■ Your task
Look through the entries and report how many lines include the word "title". Give the number alone.

■ Extracted information
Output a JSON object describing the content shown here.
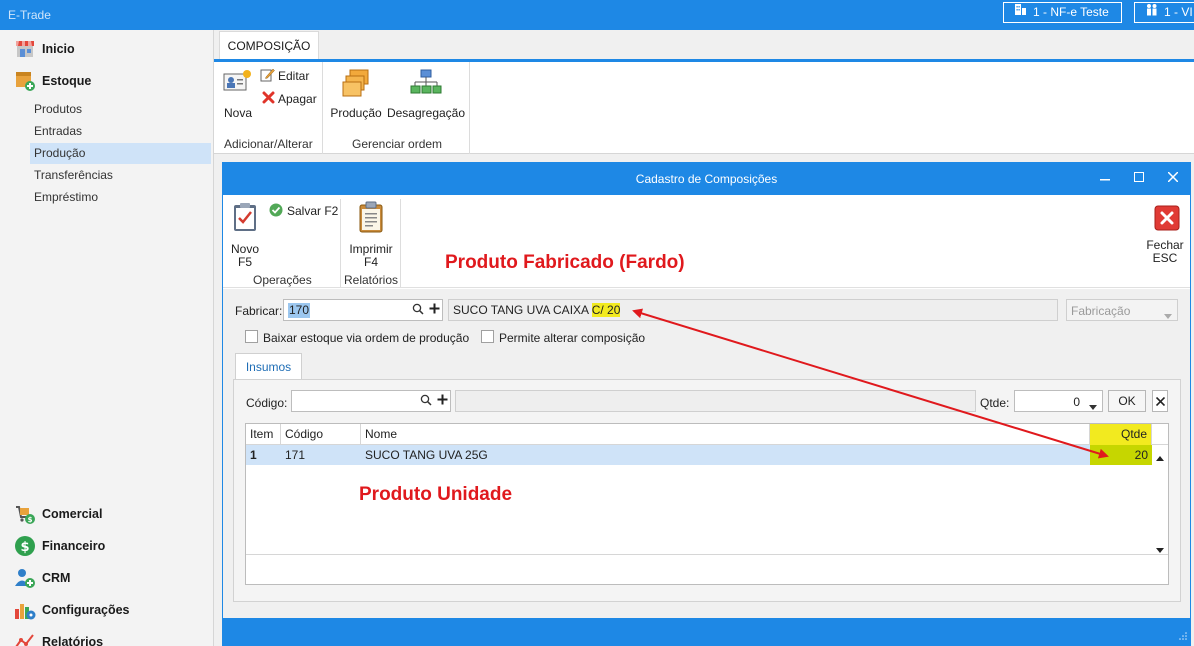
{
  "app": {
    "title": "E-Trade",
    "company_chip": "1 - NF-e Teste",
    "user_chip": "1 - VI"
  },
  "sidebar": {
    "sections": [
      {
        "label": "Inicio",
        "icon": "store-icon"
      },
      {
        "label": "Estoque",
        "icon": "stock-icon"
      },
      {
        "label": "Comercial",
        "icon": "cart-icon"
      },
      {
        "label": "Financeiro",
        "icon": "dollar-icon"
      },
      {
        "label": "CRM",
        "icon": "users-icon"
      },
      {
        "label": "Configurações",
        "icon": "settings-chart-icon"
      },
      {
        "label": "Relatórios",
        "icon": "report-icon"
      }
    ],
    "stock_items": [
      "Produtos",
      "Entradas",
      "Produção",
      "Transferências",
      "Empréstimo"
    ],
    "selected_item": "Produção"
  },
  "ribbon": {
    "tab": "COMPOSIÇÃO",
    "new_label": "Nova",
    "edit_label": "Editar",
    "delete_label": "Apagar",
    "group1_label": "Adicionar/Alterar",
    "production_label": "Produção",
    "disaggregation_label": "Desagregação",
    "group2_label": "Gerenciar ordem"
  },
  "dialog": {
    "title": "Cadastro de Composições",
    "toolbar": {
      "new_label_1": "Novo",
      "new_label_2": "F5",
      "save_label": "Salvar F2",
      "operations_label": "Operações",
      "print_label_1": "Imprimir",
      "print_label_2": "F4",
      "reports_label": "Relatórios",
      "close_label_1": "Fechar",
      "close_label_2": "ESC"
    },
    "form": {
      "fabricar_label": "Fabricar:",
      "fabricar_value": "170",
      "product_name_prefix": "SUCO TANG UVA CAIXA ",
      "product_name_highlight": "C/ 20",
      "type_value": "Fabricação",
      "checkbox1_label": "Baixar estoque via ordem de produção",
      "checkbox2_label": "Permite alterar composição"
    },
    "tab_insumos": "Insumos",
    "insumo_entry": {
      "codigo_label": "Código:",
      "qtde_label": "Qtde:",
      "qtde_value": "0",
      "ok_label": "OK"
    },
    "grid": {
      "headers": [
        "Item",
        "Código",
        "Nome",
        "Qtde"
      ],
      "rows": [
        {
          "item": "1",
          "codigo": "171",
          "nome": "SUCO TANG UVA 25G",
          "qtde": "20"
        }
      ]
    }
  },
  "annotations": {
    "fabricado": "Produto Fabricado (Fardo)",
    "unidade": "Produto Unidade",
    "highlight_color": "#f2ea1f",
    "arrow_color": "#e0191d"
  },
  "colors": {
    "accent": "#1e88e5",
    "selection": "#cfe3f8"
  }
}
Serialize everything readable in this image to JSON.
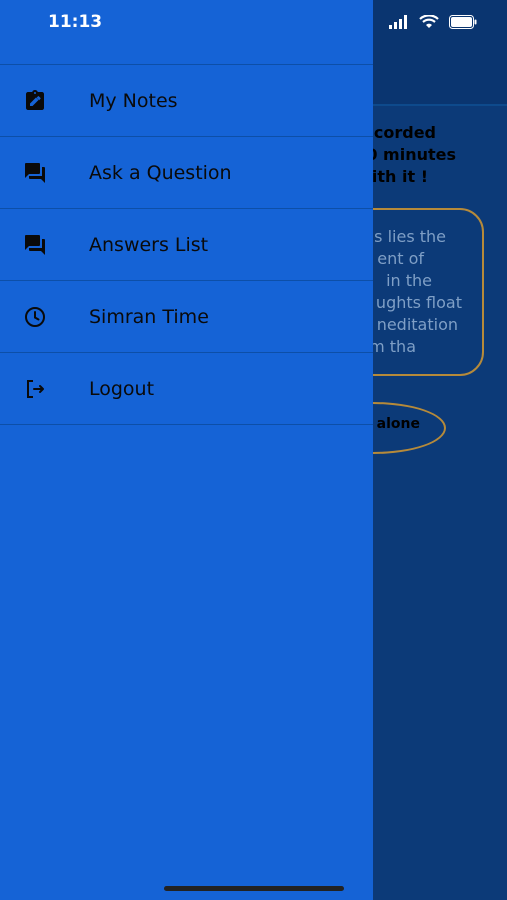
{
  "status_bar": {
    "time": "11:13"
  },
  "drawer": {
    "items": [
      {
        "label": "My Notes",
        "icon": "clipboard-edit-icon"
      },
      {
        "label": "Ask a Question",
        "icon": "forum-icon"
      },
      {
        "label": "Answers List",
        "icon": "forum-icon"
      },
      {
        "label": "Simran Time",
        "icon": "clock-icon"
      },
      {
        "label": "Logout",
        "icon": "logout-icon"
      }
    ]
  },
  "background": {
    "info_lines": [
      "corded",
      "0 minutes",
      "vith it !"
    ],
    "card_lines": [
      "s lies the",
      "ent of",
      "in the",
      "ughts float",
      "neditation",
      "m tha"
    ],
    "pill_label": "alone"
  },
  "colors": {
    "drawer": "#1563d6",
    "background": "#0c3a78",
    "border_accent": "#b68a3a"
  }
}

■ Solution to the problem
2